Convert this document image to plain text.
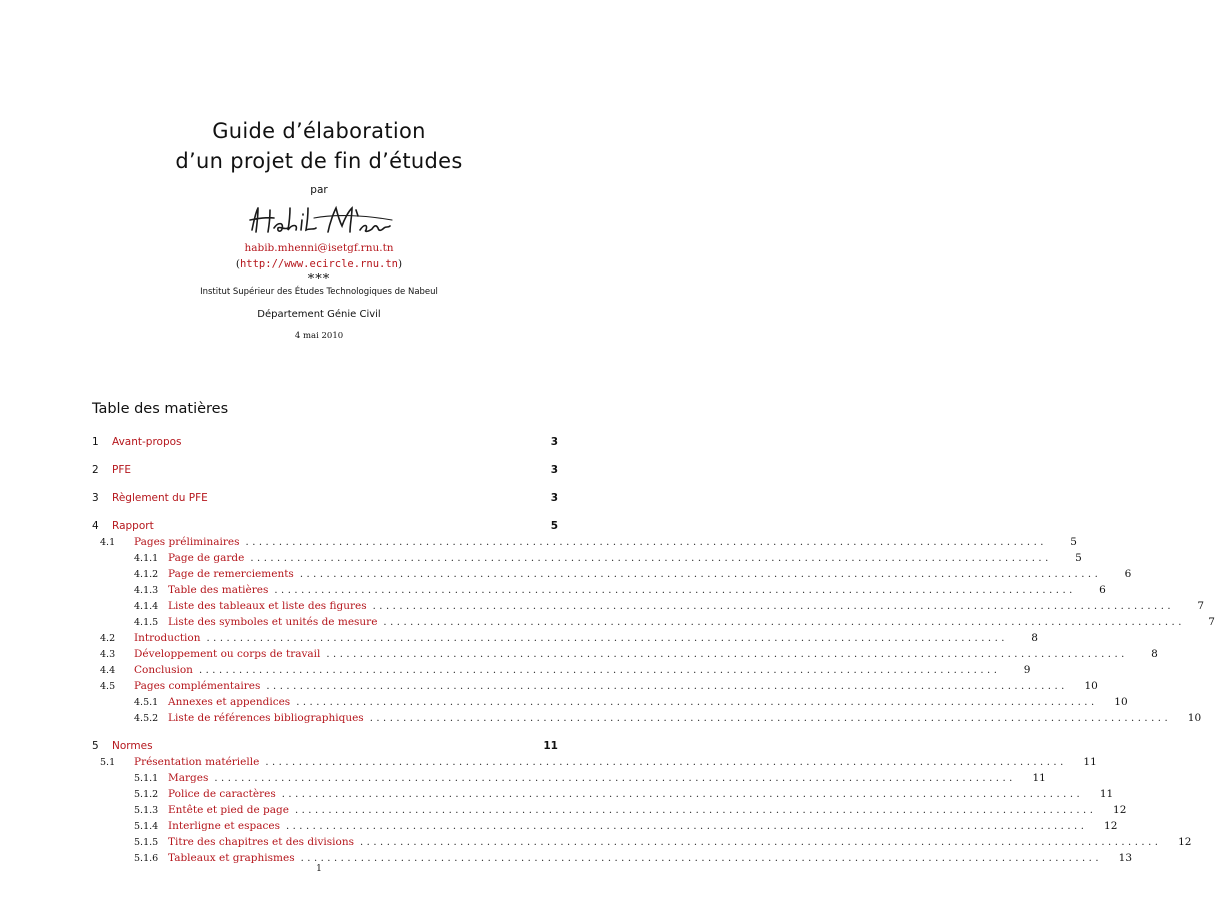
Guide d’élaboration
d’un projet de fin d’études
par
habib.mhenni@isetgf.rnu.tn
(http://www.ecircle.rnu.tn)
***
Institut Supérieur des Études Technologiques de Nabeul
Département Génie Civil
4 mai 2010
Table des matières
1	Avant-propos	3
2	PFE	3
3	Règlement du PFE	3
4	Rapport	5
4.1	Pages préliminaires ........................................................................................................................	5
4.1.1 Page de garde ........................................................................................................................	5
4.1.2 Page de remerciements ........................................................................................................................	6
4.1.3 Table des matières ........................................................................................................................	6
4.1.4 Liste des tableaux et liste des figures ........................................................................................................................	7
4.1.5 Liste des symboles et unités de mesure ........................................................................................................................	7
4.2	Introduction ........................................................................................................................	8
4.3	Développement ou corps de travail ........................................................................................................................	8
4.4	Conclusion ........................................................................................................................	9
4.5	Pages complémentaires ........................................................................................................................	10
4.5.1 Annexes et appendices ........................................................................................................................	10
4.5.2 Liste de références bibliographiques ........................................................................................................................	10
5	Normes	11
5.1	Présentation matérielle ........................................................................................................................	11
5.1.1 Marges ........................................................................................................................	11
5.1.2 Police de caractères ........................................................................................................................	11
5.1.3 Entête et pied de page ........................................................................................................................	12
5.1.4 Interligne et espaces ........................................................................................................................	12
5.1.5 Titre des chapitres et des divisions ........................................................................................................................	12
5.1.6 Tableaux et graphismes ........................................................................................................................	13
1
____
### Work to do
Pictures don't belong in the copy. Transcribe every record exactly as it appears.

### Task answer
Convert this document image to plain text.
Guide d’élaboration
d’un projet de fin d’études
par
habib.mhenni@isetgf.rnu.tn
(http://www.ecircle.rnu.tn)
***
Institut Supérieur des Études Technologiques de Nabeul
Département Génie Civil
4 mai 2010
Table des matières
1	Avant-propos	3
2	PFE	3
3	Règlement du PFE	3
4	Rapport	5
4.1	Pages préliminaires ........................................................................................................................	5
4.1.1 Page de garde ........................................................................................................................	5
4.1.2 Page de remerciements ........................................................................................................................	6
4.1.3 Table des matières ........................................................................................................................	6
4.1.4 Liste des tableaux et liste des figures ........................................................................................................................	7
4.1.5 Liste des symboles et unités de mesure ........................................................................................................................	7
4.2	Introduction ........................................................................................................................	8
4.3	Développement ou corps de travail ........................................................................................................................	8
4.4	Conclusion ........................................................................................................................	9
4.5	Pages complémentaires ........................................................................................................................	10
4.5.1 Annexes et appendices ........................................................................................................................	10
4.5.2 Liste de références bibliographiques ........................................................................................................................	10
5	Normes	11
5.1	Présentation matérielle ........................................................................................................................	11
5.1.1 Marges ........................................................................................................................	11
5.1.2 Police de caractères ........................................................................................................................	11
5.1.3 Entête et pied de page ........................................................................................................................	12
5.1.4 Interligne et espaces ........................................................................................................................	12
5.1.5 Titre des chapitres et des divisions ........................................................................................................................	12
5.1.6 Tableaux et graphismes ........................................................................................................................	13
1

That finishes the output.